DATASET CONTENT:
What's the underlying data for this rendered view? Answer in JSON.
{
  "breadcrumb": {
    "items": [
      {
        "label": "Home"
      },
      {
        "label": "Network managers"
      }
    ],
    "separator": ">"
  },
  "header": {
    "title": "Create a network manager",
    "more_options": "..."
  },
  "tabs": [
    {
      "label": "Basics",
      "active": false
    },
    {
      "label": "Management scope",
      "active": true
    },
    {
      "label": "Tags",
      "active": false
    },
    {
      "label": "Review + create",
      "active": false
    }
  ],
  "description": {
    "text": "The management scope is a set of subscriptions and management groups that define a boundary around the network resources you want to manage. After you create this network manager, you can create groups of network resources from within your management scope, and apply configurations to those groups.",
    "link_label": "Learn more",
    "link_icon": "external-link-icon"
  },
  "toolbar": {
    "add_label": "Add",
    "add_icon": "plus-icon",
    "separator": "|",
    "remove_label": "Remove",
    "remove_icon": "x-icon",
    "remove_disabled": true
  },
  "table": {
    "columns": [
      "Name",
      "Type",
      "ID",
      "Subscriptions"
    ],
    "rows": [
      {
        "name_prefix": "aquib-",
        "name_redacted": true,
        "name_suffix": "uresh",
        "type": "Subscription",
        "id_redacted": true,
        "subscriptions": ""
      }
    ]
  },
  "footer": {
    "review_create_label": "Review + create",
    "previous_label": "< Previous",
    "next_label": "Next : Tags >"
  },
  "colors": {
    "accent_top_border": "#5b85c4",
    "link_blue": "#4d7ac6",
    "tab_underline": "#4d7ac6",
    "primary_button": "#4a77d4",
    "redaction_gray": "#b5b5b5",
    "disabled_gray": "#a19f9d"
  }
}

AIM:
Transcribe the material above in its entirety. Match it exactly.

WRITTEN ANSWER:
What's the underlying data for this rendered view? Answer in JSON.
{
  "breadcrumb": {
    "items": [
      {
        "label": "Home"
      },
      {
        "label": "Network managers"
      }
    ],
    "separator": ">"
  },
  "header": {
    "title": "Create a network manager",
    "more_options": "..."
  },
  "tabs": [
    {
      "label": "Basics",
      "active": false
    },
    {
      "label": "Management scope",
      "active": true
    },
    {
      "label": "Tags",
      "active": false
    },
    {
      "label": "Review + create",
      "active": false
    }
  ],
  "description": {
    "text": "The management scope is a set of subscriptions and management groups that define a boundary around the network resources you want to manage. After you create this network manager, you can create groups of network resources from within your management scope, and apply configurations to those groups.",
    "link_label": "Learn more",
    "link_icon": "external-link-icon"
  },
  "toolbar": {
    "add_label": "Add",
    "add_icon": "plus-icon",
    "separator": "|",
    "remove_label": "Remove",
    "remove_icon": "x-icon",
    "remove_disabled": true
  },
  "table": {
    "columns": [
      "Name",
      "Type",
      "ID",
      "Subscriptions"
    ],
    "rows": [
      {
        "name_prefix": "aquib-",
        "name_redacted": true,
        "name_suffix": "uresh",
        "type": "Subscription",
        "id_redacted": true,
        "subscriptions": ""
      }
    ]
  },
  "footer": {
    "review_create_label": "Review + create",
    "previous_label": "< Previous",
    "next_label": "Next : Tags >"
  },
  "colors": {
    "accent_top_border": "#5b85c4",
    "link_blue": "#4d7ac6",
    "tab_underline": "#4d7ac6",
    "primary_button": "#4a77d4",
    "redaction_gray": "#b5b5b5",
    "disabled_gray": "#a19f9d"
  }
}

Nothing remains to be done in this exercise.